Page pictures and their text
_ _ _ _ _

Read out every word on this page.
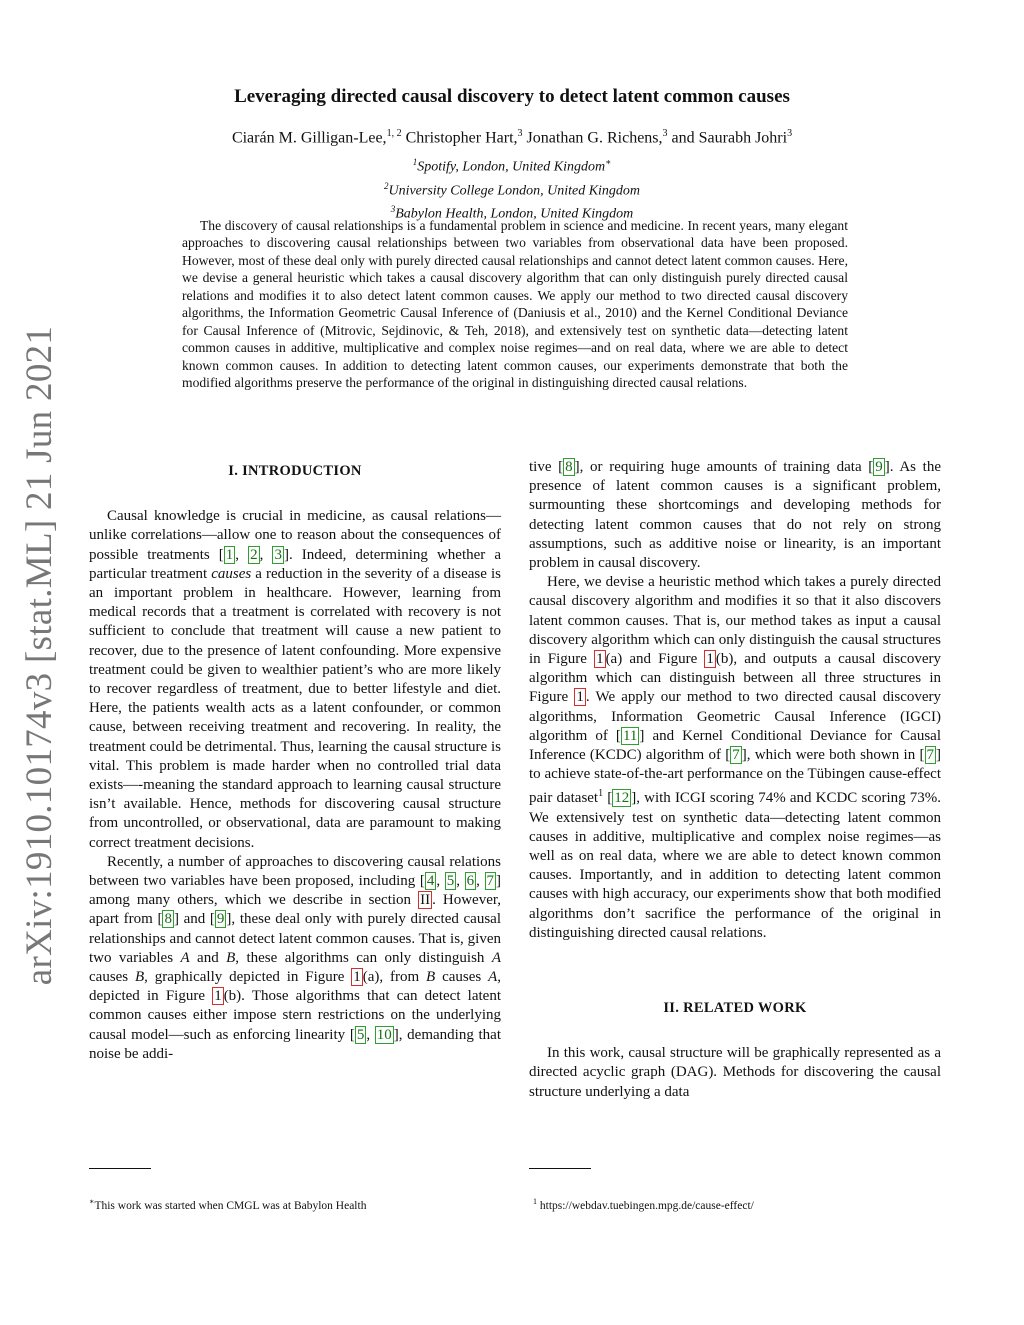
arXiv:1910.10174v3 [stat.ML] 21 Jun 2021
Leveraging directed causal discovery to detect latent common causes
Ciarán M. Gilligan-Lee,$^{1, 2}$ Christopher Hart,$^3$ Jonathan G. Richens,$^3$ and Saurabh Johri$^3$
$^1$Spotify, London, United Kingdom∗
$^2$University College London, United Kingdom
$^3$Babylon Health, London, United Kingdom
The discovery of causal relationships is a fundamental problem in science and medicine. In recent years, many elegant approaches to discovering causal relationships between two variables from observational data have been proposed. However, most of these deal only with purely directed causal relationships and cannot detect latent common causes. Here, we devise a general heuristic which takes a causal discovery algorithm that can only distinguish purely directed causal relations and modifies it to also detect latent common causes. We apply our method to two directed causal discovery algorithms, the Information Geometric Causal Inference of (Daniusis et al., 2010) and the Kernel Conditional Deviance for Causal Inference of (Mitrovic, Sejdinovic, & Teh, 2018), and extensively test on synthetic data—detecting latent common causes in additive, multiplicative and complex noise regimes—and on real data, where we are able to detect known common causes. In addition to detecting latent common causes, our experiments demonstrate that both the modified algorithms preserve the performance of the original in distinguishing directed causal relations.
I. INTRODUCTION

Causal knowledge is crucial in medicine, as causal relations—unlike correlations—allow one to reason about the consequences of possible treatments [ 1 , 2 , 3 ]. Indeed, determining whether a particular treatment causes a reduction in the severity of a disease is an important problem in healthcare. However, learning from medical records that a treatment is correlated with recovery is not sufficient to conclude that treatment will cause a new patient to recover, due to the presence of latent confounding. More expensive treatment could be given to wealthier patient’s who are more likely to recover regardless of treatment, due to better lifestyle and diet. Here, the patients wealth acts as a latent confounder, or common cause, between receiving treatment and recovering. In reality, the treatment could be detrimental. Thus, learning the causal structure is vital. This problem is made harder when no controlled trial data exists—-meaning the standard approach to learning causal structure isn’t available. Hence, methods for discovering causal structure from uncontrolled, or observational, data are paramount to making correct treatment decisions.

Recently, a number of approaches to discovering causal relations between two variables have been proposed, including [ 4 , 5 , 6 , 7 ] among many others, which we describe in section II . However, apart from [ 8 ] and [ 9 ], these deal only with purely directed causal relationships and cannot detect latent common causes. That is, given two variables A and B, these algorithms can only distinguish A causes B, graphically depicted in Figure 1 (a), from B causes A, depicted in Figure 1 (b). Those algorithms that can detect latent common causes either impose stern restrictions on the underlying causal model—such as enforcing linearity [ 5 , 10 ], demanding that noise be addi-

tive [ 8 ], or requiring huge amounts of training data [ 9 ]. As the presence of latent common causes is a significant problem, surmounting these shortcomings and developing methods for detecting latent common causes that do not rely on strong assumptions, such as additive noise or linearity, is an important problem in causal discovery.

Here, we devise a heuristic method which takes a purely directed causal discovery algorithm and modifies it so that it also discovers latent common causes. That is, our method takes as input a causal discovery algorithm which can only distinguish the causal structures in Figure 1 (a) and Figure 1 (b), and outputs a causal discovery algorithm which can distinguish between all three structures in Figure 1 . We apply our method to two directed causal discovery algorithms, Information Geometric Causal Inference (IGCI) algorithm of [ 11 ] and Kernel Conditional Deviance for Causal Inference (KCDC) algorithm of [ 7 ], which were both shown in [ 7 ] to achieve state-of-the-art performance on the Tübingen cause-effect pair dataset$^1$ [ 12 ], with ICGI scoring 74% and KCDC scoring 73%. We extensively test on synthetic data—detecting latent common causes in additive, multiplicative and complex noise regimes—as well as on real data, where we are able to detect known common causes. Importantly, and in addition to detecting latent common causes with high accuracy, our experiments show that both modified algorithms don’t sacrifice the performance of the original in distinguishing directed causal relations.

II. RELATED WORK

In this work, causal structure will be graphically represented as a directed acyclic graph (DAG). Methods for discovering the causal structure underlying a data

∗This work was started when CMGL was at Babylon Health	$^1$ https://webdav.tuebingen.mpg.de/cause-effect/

_ _ _ _ _

Action item | Look over the records above, and wherever a line contains the string "Kingdom", copy that line.

Result below |
$^1$Spotify, London, United Kingdom∗
$^2$University College London, United Kingdom
$^3$Babylon Health, London, United Kingdom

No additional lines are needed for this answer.